## EXERCISE
Every entry below should be transcribed exactly; pictures stay out of the copy.

## STORED ROWS
-.-.-

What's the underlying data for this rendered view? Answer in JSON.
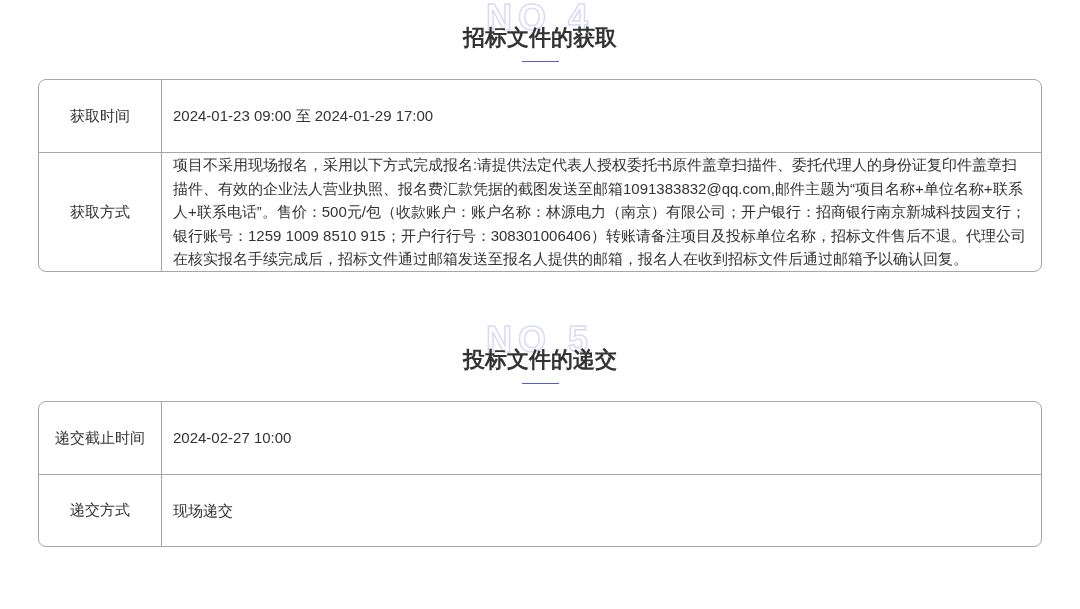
{
  "sections": [
    {
      "number": "NO 4",
      "title": "招标文件的获取",
      "rows": [
        {
          "label": "获取时间",
          "value": "2024-01-23 09:00 至 2024-01-29 17:00"
        },
        {
          "label": "获取方式",
          "value": "项目不采用现场报名，采用以下方式完成报名:请提供法定代表人授权委托书原件盖章扫描件、委托代理人的身份证复印件盖章扫描件、有效的企业法人营业执照、报名费汇款凭据的截图发送至邮箱1091383832@qq.com,邮件主题为“项目名称+单位名称+联系人+联系电话”。售价：500元/包（收款账户：账户名称：林源电力（南京）有限公司；开户银行：招商银行南京新城科技园支行；银行账号：1259 1009 8510 915；开户行行号：308301006406）转账请备注项目及投标单位名称，招标文件售后不退。代理公司在核实报名手续完成后，招标文件通过邮箱发送至报名人提供的邮箱，报名人在收到招标文件后通过邮箱予以确认回复。"
        }
      ]
    },
    {
      "number": "NO 5",
      "title": "投标文件的递交",
      "rows": [
        {
          "label": "递交截止时间",
          "value": "2024-02-27 10:00"
        },
        {
          "label": "递交方式",
          "value": "现场递交"
        }
      ]
    }
  ]
}
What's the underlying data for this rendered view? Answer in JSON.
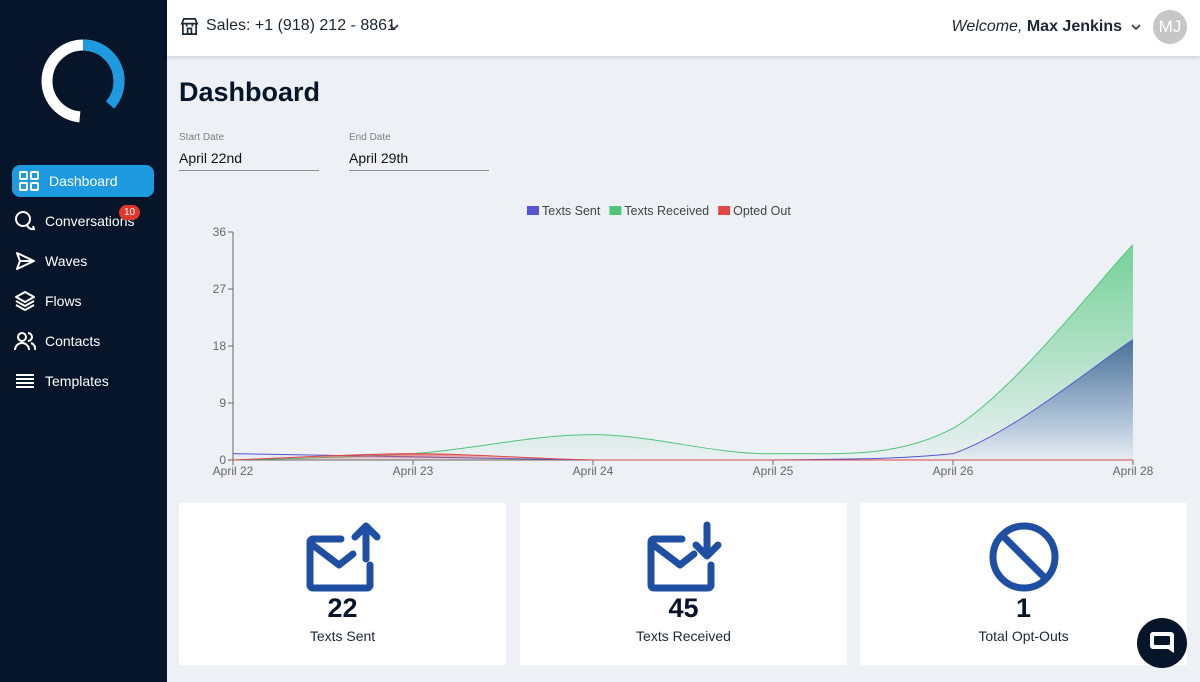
{
  "header": {
    "sales_label": "Sales: +1 (918) 212 - 8861",
    "welcome_prefix": "Welcome,",
    "user_name": "Max Jenkins",
    "avatar_initials": "MJ"
  },
  "sidebar": {
    "items": [
      {
        "label": "Dashboard",
        "icon": "grid-icon",
        "active": true
      },
      {
        "label": "Conversations",
        "icon": "chat-bubbles-icon",
        "badge": "10"
      },
      {
        "label": "Waves",
        "icon": "send-icon"
      },
      {
        "label": "Flows",
        "icon": "layers-icon"
      },
      {
        "label": "Contacts",
        "icon": "users-icon"
      },
      {
        "label": "Templates",
        "icon": "list-icon"
      }
    ]
  },
  "main": {
    "title": "Dashboard",
    "start_date_label": "Start Date",
    "start_date": "April 22nd",
    "end_date_label": "End Date",
    "end_date": "April 29th"
  },
  "chart_data": {
    "type": "area",
    "categories": [
      "April 22",
      "April 23",
      "April 24",
      "April 25",
      "April 26",
      "April 28"
    ],
    "y_ticks": [
      0,
      9,
      18,
      27,
      36
    ],
    "ylim": [
      0,
      36
    ],
    "legend_position": "top-center",
    "series": [
      {
        "name": "Texts Sent",
        "color": "#5555d4",
        "values": [
          1,
          0.5,
          0,
          0,
          1,
          19
        ]
      },
      {
        "name": "Texts Received",
        "color": "#4ec67a",
        "values": [
          0,
          1,
          4,
          1,
          5,
          34
        ]
      },
      {
        "name": "Opted Out",
        "color": "#e04848",
        "values": [
          0,
          1,
          0,
          0,
          0,
          0
        ]
      }
    ]
  },
  "cards": [
    {
      "value": "22",
      "label": "Texts Sent",
      "icon": "mail-send-icon"
    },
    {
      "value": "45",
      "label": "Texts Received",
      "icon": "mail-receive-icon"
    },
    {
      "value": "1",
      "label": "Total Opt-Outs",
      "icon": "block-icon"
    }
  ],
  "colors": {
    "sidebar_bg": "#061529",
    "accent": "#1e9be0",
    "icon_blue": "#1f4fa3"
  }
}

-.-.-

## SOLUTION BELOW
What's the underlying data for this rendered view? Answer in JSON.
{
  "sections": [
    {
      "number": "NO 4",
      "title": "招标文件的获取",
      "rows": [
        {
          "label": "获取时间",
          "value": "2024-01-23 09:00 至 2024-01-29 17:00"
        },
        {
          "label": "获取方式",
          "value": "项目不采用现场报名，采用以下方式完成报名:请提供法定代表人授权委托书原件盖章扫描件、委托代理人的身份证复印件盖章扫描件、有效的企业法人营业执照、报名费汇款凭据的截图发送至邮箱1091383832@qq.com,邮件主题为“项目名称+单位名称+联系人+联系电话”。售价：500元/包（收款账户：账户名称：林源电力（南京）有限公司；开户银行：招商银行南京新城科技园支行；银行账号：1259 1009 8510 915；开户行行号：308301006406）转账请备注项目及投标单位名称，招标文件售后不退。代理公司在核实报名手续完成后，招标文件通过邮箱发送至报名人提供的邮箱，报名人在收到招标文件后通过邮箱予以确认回复。"
        }
      ]
    },
    {
      "number": "NO 5",
      "title": "投标文件的递交",
      "rows": [
        {
          "label": "递交截止时间",
          "value": "2024-02-27 10:00"
        },
        {
          "label": "递交方式",
          "value": "现场递交"
        }
      ]
    }
  ]
}
What's the underlying data for this rendered view? Answer in JSON.
{
  "header": {
    "sales_label": "Sales: +1 (918) 212 - 8861",
    "welcome_prefix": "Welcome,",
    "user_name": "Max Jenkins",
    "avatar_initials": "MJ"
  },
  "sidebar": {
    "items": [
      {
        "label": "Dashboard",
        "icon": "grid-icon",
        "active": true
      },
      {
        "label": "Conversations",
        "icon": "chat-bubbles-icon",
        "badge": "10"
      },
      {
        "label": "Waves",
        "icon": "send-icon"
      },
      {
        "label": "Flows",
        "icon": "layers-icon"
      },
      {
        "label": "Contacts",
        "icon": "users-icon"
      },
      {
        "label": "Templates",
        "icon": "list-icon"
      }
    ]
  },
  "main": {
    "title": "Dashboard",
    "start_date_label": "Start Date",
    "start_date": "April 22nd",
    "end_date_label": "End Date",
    "end_date": "April 29th"
  },
  "chart_data": {
    "type": "area",
    "categories": [
      "April 22",
      "April 23",
      "April 24",
      "April 25",
      "April 26",
      "April 28"
    ],
    "y_ticks": [
      0,
      9,
      18,
      27,
      36
    ],
    "ylim": [
      0,
      36
    ],
    "legend_position": "top-center",
    "series": [
      {
        "name": "Texts Sent",
        "color": "#5555d4",
        "values": [
          1,
          0.5,
          0,
          0,
          1,
          19
        ]
      },
      {
        "name": "Texts Received",
        "color": "#4ec67a",
        "values": [
          0,
          1,
          4,
          1,
          5,
          34
        ]
      },
      {
        "name": "Opted Out",
        "color": "#e04848",
        "values": [
          0,
          1,
          0,
          0,
          0,
          0
        ]
      }
    ]
  },
  "cards": [
    {
      "value": "22",
      "label": "Texts Sent",
      "icon": "mail-send-icon"
    },
    {
      "value": "45",
      "label": "Texts Received",
      "icon": "mail-receive-icon"
    },
    {
      "value": "1",
      "label": "Total Opt-Outs",
      "icon": "block-icon"
    }
  ],
  "colors": {
    "sidebar_bg": "#061529",
    "accent": "#1e9be0",
    "icon_blue": "#1f4fa3"
  }
}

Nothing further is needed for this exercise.